___ RECORDS SUPPLIED ___
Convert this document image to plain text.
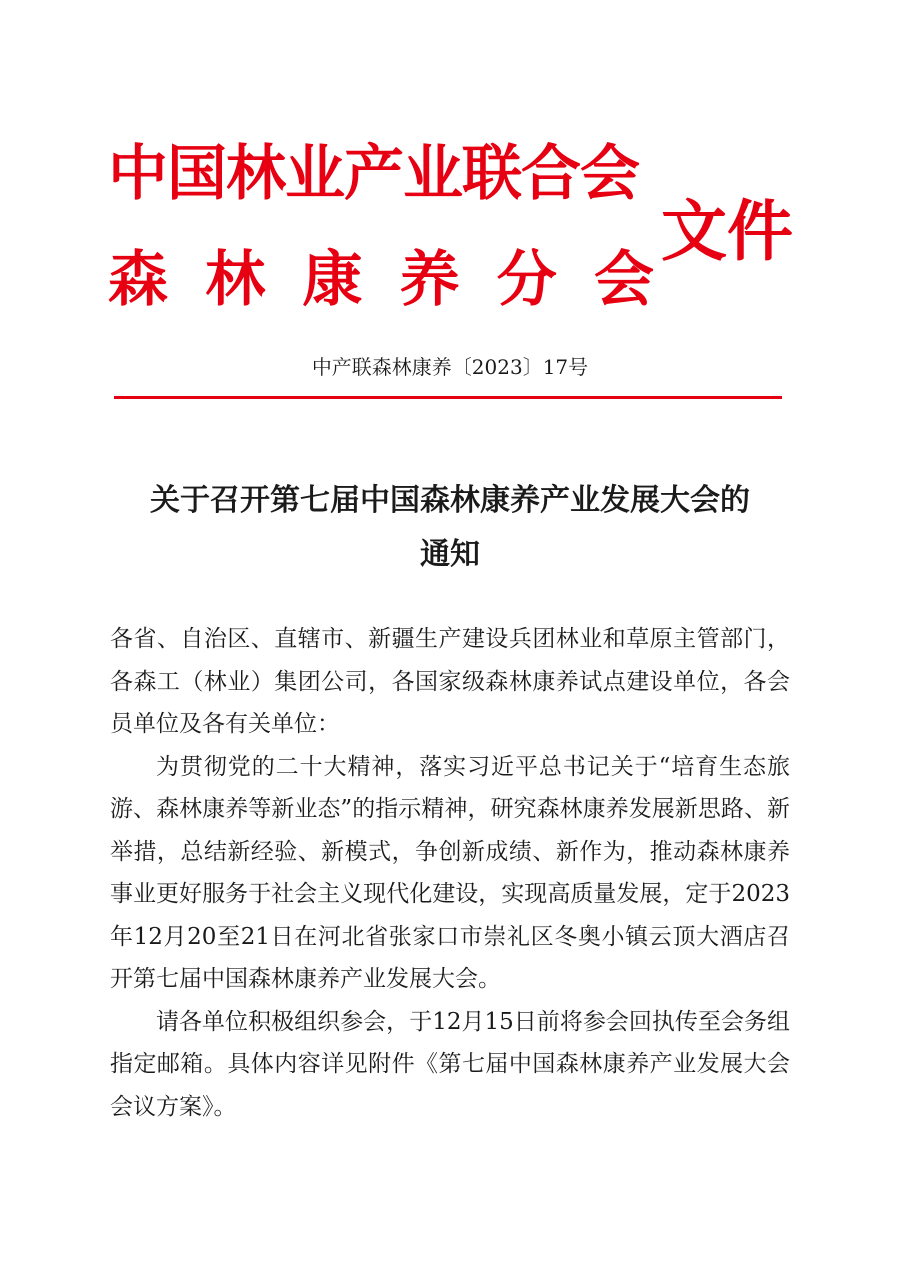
中国林业产业联合会
森林康养分会
文件
中产联森林康养〔2023〕17号
关于召开第七届中国森林康养产业发展大会的
通知

各省、自治区、直辖市、新疆生产建设兵团林业和草原主管部门，各森工（林业）集团公司，各国家级森林康养试点建设单位，各会员单位及各有关单位：

为贯彻党的二十大精神，落实习近平总书记关于“培育生态旅游、森林康养等新业态”的指示精神，研究森林康养发展新思路、新举措，总结新经验、新模式，争创新成绩、新作为，推动森林康养事业更好服务于社会主义现代化建设，实现高质量发展，定于2023年12月20至21日在河北省张家口市崇礼区冬奥小镇云顶大酒店召开第七届中国森林康养产业发展大会。

请各单位积极组织参会，于12月15日前将参会回执传至会务组指定邮箱。具体内容详见附件《第七届中国森林康养产业发展大会会议方案》。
___
▶ _GOAL OF THE EXERCISE_:
Will you restate every entry word for word and omit the images?

▶ _ANSWER TO THIS EXERCISE_:
Convert this document image to plain text.
中国林业产业联合会
森林康养分会
文件
中产联森林康养〔2023〕17号
关于召开第七届中国森林康养产业发展大会的
通知

各省、自治区、直辖市、新疆生产建设兵团林业和草原主管部门，各森工（林业）集团公司，各国家级森林康养试点建设单位，各会员单位及各有关单位：

为贯彻党的二十大精神，落实习近平总书记关于“培育生态旅游、森林康养等新业态”的指示精神，研究森林康养发展新思路、新举措，总结新经验、新模式，争创新成绩、新作为，推动森林康养事业更好服务于社会主义现代化建设，实现高质量发展，定于2023年12月20至21日在河北省张家口市崇礼区冬奥小镇云顶大酒店召开第七届中国森林康养产业发展大会。

请各单位积极组织参会，于12月15日前将参会回执传至会务组指定邮箱。具体内容详见附件《第七届中国森林康养产业发展大会会议方案》。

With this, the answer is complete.